• _RECORDS_:
-*-*-

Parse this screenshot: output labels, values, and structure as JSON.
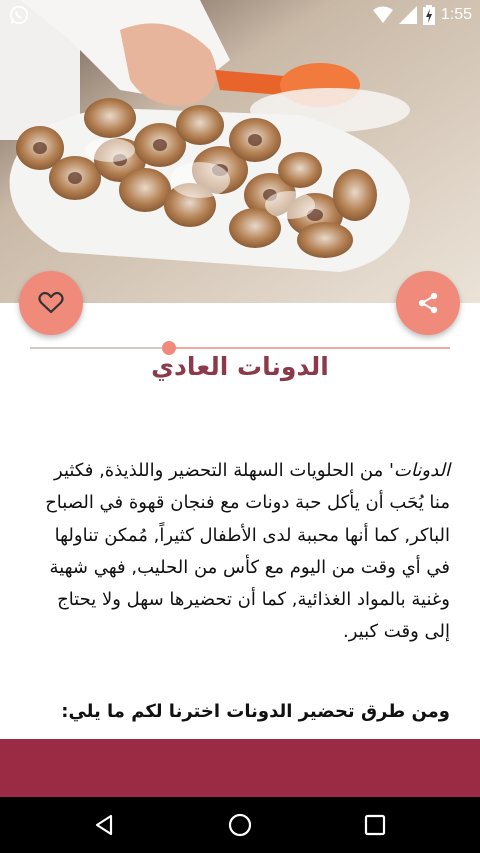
{
  "status_bar": {
    "time": "1:55",
    "icons": [
      "whatsapp-icon",
      "wifi-icon",
      "signal-icon",
      "battery-charging-icon"
    ]
  },
  "hero": {
    "image": "donuts-on-tray-photo"
  },
  "actions": {
    "favorite_icon": "heart-outline-icon",
    "share_icon": "share-icon"
  },
  "progress": {
    "fraction": 0.67
  },
  "article": {
    "title": "الدونات العادي",
    "intro_italic": "الدونات'",
    "intro_rest": " من الحلويات السهلة التحضير واللذيذة, فكثير منا يُحَب أن يأكل حبة دونات مع فنجان قهوة في الصباح الباكر, كما أنها محببة لدى الأطفال كثيراً, مُمكن تناولها في أي وقت من اليوم مع كأس من الحليب, فهي شهية وغنية بالمواد الغذائية, كما أن تحضيرها سهل ولا يحتاج إلى وقت كبير.",
    "subheading": "ومن طرق تحضير الدونات اخترنا لكم ما يلي:"
  },
  "colors": {
    "accent": "#f08a7b",
    "title": "#8b3a4b",
    "bottom_bar": "#9b2a45"
  },
  "nav": {
    "buttons": [
      "back-icon",
      "home-icon",
      "recents-icon"
    ]
  }
}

-*-*-

• _TASK TO COMPLETE_: All of the entries above should be duplicated exactly, except for the pictures.

• _ANSWER_:
Parse this screenshot: output labels, values, and structure as JSON.
{
  "status_bar": {
    "time": "1:55",
    "icons": [
      "whatsapp-icon",
      "wifi-icon",
      "signal-icon",
      "battery-charging-icon"
    ]
  },
  "hero": {
    "image": "donuts-on-tray-photo"
  },
  "actions": {
    "favorite_icon": "heart-outline-icon",
    "share_icon": "share-icon"
  },
  "progress": {
    "fraction": 0.67
  },
  "article": {
    "title": "الدونات العادي",
    "intro_italic": "الدونات'",
    "intro_rest": " من الحلويات السهلة التحضير واللذيذة, فكثير منا يُحَب أن يأكل حبة دونات مع فنجان قهوة في الصباح الباكر, كما أنها محببة لدى الأطفال كثيراً, مُمكن تناولها في أي وقت من اليوم مع كأس من الحليب, فهي شهية وغنية بالمواد الغذائية, كما أن تحضيرها سهل ولا يحتاج إلى وقت كبير.",
    "subheading": "ومن طرق تحضير الدونات اخترنا لكم ما يلي:"
  },
  "colors": {
    "accent": "#f08a7b",
    "title": "#8b3a4b",
    "bottom_bar": "#9b2a45"
  },
  "nav": {
    "buttons": [
      "back-icon",
      "home-icon",
      "recents-icon"
    ]
  }
}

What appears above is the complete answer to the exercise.